Lines containing the string "dash" are to be counted; report the total by itself.
┌─ GIVEN ENTRIES
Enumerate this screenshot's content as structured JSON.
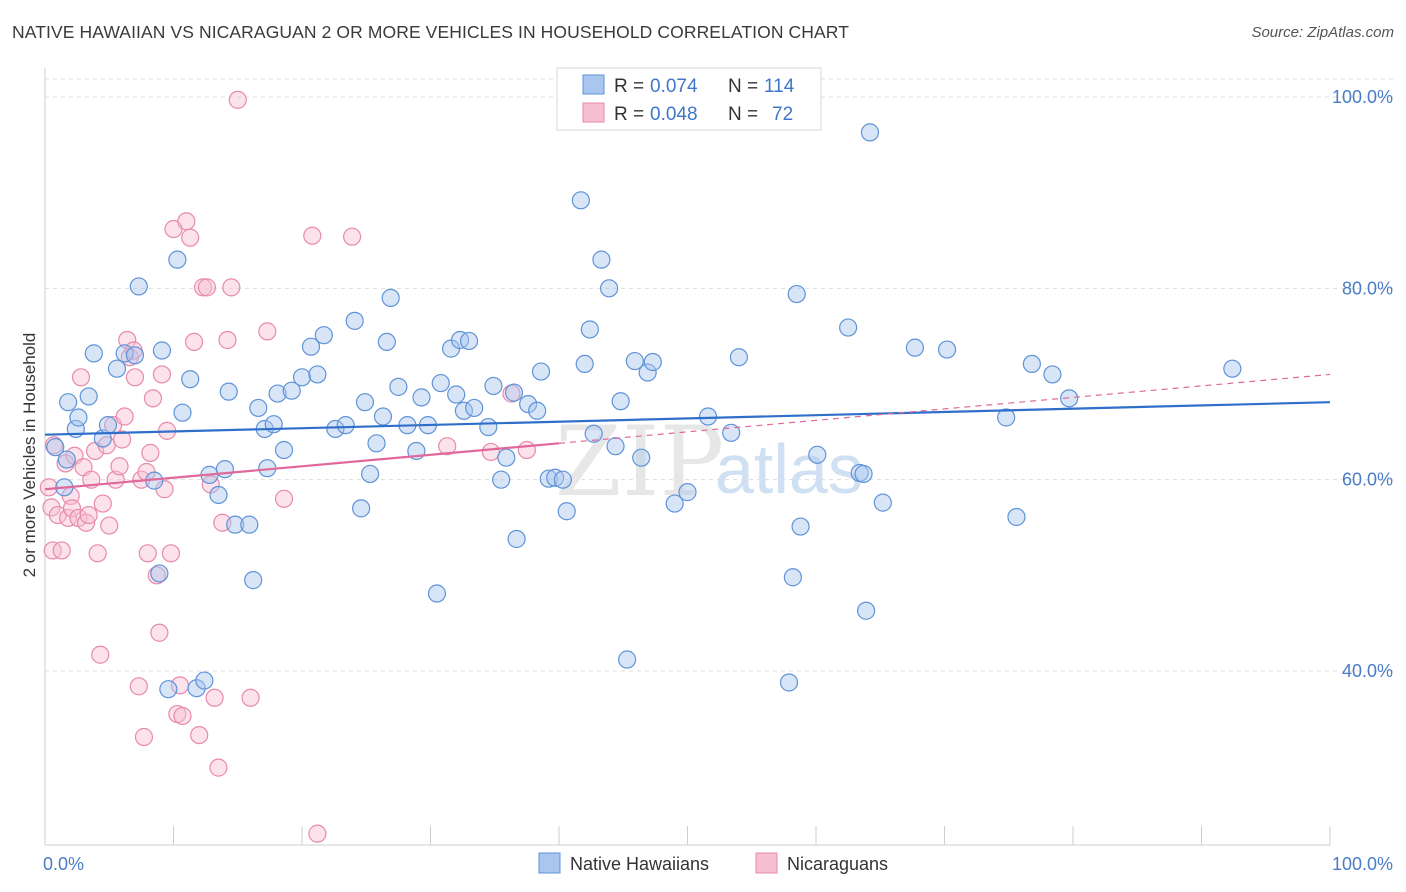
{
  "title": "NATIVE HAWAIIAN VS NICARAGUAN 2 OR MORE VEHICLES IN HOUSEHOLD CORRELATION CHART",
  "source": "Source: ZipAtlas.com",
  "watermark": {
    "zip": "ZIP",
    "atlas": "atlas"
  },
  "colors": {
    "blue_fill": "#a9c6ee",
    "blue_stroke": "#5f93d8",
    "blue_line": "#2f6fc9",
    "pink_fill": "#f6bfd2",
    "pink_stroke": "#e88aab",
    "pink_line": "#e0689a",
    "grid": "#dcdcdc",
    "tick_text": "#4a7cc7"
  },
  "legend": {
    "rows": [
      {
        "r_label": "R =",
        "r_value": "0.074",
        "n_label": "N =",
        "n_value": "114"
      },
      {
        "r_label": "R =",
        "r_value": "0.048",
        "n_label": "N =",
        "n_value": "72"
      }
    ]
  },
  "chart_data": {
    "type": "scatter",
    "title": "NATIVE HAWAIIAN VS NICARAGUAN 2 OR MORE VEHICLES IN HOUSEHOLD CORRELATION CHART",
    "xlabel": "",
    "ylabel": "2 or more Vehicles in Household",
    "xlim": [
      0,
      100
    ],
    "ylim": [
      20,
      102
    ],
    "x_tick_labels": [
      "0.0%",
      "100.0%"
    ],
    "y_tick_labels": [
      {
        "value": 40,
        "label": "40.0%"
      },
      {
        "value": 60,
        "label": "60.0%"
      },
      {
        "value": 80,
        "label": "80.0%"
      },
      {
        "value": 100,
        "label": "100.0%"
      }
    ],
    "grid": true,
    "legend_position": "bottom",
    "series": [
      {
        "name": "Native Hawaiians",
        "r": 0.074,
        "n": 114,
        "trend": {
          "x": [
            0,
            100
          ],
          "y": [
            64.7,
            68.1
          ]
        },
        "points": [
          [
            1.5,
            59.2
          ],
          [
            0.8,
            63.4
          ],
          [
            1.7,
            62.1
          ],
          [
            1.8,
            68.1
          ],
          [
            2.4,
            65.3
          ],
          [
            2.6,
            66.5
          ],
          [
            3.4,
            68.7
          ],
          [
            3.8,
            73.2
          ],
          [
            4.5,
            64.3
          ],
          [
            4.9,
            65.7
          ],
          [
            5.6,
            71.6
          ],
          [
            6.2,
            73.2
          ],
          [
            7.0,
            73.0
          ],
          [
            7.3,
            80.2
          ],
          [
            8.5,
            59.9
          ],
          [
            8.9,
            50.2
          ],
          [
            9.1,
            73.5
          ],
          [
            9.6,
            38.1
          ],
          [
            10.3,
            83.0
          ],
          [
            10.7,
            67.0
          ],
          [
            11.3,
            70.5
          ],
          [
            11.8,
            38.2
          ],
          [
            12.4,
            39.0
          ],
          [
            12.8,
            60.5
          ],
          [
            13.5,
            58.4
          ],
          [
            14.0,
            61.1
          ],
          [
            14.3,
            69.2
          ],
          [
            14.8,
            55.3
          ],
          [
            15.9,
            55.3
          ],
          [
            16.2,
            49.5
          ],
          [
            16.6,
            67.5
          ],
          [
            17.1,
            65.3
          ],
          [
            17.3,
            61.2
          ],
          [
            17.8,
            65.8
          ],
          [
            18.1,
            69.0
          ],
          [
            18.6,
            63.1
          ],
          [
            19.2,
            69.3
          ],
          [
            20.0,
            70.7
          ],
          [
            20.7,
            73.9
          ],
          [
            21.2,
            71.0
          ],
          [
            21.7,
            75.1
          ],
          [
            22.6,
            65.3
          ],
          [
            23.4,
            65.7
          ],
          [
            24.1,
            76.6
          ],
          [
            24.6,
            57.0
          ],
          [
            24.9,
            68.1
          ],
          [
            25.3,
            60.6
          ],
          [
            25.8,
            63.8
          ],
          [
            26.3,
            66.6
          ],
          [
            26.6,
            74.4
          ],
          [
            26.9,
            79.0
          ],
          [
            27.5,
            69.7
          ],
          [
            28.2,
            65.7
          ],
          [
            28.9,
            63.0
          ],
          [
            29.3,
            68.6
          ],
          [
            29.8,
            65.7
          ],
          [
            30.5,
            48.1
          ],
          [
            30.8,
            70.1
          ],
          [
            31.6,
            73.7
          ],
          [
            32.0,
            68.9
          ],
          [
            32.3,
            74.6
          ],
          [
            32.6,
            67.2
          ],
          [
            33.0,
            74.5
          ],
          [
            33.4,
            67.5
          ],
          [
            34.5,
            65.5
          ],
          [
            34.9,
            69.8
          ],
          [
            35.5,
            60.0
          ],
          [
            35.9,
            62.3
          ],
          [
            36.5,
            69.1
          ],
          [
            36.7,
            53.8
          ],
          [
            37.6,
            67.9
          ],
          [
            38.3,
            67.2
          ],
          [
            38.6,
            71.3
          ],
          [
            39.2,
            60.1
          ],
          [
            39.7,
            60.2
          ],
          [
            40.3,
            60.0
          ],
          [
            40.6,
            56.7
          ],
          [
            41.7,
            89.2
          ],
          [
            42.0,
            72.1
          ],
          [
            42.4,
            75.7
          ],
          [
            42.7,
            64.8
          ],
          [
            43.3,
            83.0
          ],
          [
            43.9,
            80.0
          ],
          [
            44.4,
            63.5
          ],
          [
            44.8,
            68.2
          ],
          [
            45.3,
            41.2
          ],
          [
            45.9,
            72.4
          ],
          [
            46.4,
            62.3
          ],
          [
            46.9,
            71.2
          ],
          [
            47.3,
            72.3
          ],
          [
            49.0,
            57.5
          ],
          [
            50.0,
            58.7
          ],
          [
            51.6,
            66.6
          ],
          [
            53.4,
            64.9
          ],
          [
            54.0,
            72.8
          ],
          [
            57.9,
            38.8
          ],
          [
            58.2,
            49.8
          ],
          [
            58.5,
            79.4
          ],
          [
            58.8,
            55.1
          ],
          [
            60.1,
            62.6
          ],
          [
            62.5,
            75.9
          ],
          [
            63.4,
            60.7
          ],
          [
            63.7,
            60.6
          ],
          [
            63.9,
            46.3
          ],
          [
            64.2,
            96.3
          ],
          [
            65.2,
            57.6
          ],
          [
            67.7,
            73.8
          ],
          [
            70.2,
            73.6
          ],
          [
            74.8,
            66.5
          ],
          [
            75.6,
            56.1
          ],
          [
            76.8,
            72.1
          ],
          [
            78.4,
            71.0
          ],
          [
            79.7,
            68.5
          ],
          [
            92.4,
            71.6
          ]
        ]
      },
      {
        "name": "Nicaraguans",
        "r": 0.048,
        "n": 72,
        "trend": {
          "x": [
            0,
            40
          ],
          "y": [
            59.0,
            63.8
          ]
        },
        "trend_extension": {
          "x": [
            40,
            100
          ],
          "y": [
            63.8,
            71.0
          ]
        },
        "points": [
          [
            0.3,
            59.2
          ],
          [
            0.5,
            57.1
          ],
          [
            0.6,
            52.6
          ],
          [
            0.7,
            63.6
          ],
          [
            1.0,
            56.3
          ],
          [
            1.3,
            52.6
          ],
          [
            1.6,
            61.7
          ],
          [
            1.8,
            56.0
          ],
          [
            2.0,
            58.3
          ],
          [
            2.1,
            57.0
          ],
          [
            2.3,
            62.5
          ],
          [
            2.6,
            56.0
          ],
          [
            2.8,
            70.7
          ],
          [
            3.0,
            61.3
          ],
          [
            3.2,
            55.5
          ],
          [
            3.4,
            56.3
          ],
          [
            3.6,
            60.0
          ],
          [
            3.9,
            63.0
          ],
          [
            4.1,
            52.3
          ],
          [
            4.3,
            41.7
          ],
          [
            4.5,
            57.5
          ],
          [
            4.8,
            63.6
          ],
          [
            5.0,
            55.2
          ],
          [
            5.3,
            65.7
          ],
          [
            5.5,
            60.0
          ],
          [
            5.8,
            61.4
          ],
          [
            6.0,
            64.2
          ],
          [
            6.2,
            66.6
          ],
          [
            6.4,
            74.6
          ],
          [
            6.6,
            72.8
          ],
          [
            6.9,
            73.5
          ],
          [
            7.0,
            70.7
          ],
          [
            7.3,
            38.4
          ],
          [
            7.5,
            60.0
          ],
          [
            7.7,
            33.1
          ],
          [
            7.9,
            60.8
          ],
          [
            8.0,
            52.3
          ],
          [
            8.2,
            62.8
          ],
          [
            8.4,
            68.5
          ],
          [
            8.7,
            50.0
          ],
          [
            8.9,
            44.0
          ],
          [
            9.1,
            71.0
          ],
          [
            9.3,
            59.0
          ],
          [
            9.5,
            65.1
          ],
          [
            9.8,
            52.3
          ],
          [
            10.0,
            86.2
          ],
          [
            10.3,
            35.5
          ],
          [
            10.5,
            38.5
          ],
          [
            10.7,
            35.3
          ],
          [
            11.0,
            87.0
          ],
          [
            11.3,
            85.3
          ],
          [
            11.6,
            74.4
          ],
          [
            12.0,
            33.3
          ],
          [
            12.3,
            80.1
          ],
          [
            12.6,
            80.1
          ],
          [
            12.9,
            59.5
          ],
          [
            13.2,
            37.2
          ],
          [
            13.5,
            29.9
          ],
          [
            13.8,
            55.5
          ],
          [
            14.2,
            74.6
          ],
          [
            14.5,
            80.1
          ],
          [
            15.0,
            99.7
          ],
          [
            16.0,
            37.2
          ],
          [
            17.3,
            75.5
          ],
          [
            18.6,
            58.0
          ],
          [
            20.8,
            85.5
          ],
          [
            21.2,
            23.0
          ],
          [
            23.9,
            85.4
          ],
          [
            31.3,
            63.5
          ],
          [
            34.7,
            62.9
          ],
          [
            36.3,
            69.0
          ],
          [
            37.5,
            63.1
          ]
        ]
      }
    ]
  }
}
└─
┌─ GIVEN ENTRIES
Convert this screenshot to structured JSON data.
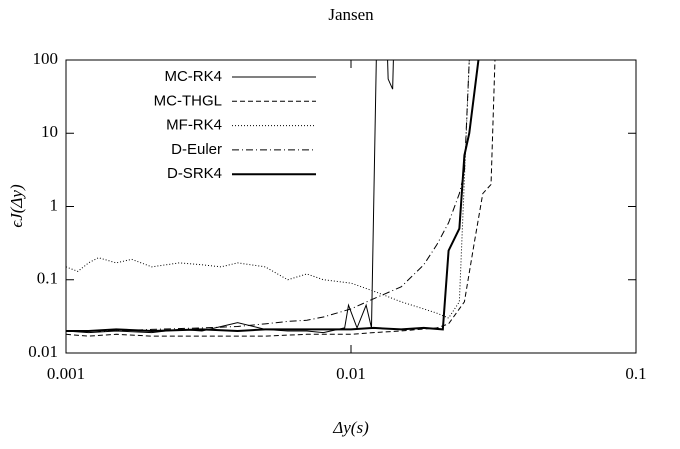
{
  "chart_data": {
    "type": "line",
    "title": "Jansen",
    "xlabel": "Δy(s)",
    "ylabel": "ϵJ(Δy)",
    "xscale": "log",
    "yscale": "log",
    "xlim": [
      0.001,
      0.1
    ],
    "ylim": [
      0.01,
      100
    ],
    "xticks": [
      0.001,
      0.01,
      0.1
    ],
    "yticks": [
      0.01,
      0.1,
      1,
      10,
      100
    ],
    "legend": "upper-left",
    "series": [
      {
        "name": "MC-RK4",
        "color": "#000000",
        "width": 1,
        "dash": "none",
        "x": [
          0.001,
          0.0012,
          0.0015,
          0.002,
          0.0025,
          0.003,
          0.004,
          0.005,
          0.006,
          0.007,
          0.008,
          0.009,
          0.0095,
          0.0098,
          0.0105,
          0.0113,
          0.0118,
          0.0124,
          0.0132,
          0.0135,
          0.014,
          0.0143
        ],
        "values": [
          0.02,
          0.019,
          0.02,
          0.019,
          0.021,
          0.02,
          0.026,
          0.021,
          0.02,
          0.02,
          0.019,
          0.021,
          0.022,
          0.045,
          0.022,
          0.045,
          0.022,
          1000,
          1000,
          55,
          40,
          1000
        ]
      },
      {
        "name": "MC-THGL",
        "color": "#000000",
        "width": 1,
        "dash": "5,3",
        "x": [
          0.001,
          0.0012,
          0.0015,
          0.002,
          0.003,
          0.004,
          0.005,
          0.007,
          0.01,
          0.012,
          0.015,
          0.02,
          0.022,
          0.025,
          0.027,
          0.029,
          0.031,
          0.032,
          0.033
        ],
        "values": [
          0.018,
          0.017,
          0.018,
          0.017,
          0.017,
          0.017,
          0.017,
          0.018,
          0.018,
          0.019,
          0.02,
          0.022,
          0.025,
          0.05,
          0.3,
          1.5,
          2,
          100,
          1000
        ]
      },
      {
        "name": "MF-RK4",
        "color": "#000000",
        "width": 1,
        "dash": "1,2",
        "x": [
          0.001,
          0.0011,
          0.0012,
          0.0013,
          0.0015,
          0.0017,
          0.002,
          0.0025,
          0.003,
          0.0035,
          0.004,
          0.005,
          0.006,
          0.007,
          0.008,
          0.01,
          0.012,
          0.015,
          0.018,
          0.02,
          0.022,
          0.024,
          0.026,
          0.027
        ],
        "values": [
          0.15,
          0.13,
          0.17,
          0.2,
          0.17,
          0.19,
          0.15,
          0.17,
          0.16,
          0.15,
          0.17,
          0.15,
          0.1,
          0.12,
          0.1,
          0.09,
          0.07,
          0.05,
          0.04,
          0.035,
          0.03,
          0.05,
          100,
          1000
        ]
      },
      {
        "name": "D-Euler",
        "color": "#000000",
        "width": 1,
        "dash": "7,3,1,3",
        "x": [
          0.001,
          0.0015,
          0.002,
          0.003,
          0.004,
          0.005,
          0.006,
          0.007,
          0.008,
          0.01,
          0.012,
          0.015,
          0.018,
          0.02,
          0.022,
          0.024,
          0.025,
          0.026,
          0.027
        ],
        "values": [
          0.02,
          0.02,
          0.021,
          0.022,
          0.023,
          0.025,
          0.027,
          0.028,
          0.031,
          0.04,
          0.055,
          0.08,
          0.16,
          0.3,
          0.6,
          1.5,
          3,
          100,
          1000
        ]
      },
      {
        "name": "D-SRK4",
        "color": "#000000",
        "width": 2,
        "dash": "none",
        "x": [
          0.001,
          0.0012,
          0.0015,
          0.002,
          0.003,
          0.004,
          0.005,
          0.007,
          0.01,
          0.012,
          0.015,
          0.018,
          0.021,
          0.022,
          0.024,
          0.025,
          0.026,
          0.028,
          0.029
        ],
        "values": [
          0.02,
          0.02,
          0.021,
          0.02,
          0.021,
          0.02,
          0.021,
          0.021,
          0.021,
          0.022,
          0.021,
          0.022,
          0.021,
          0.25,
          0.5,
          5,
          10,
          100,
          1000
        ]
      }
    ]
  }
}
└─
### [PROBLEM SOLUTION]
5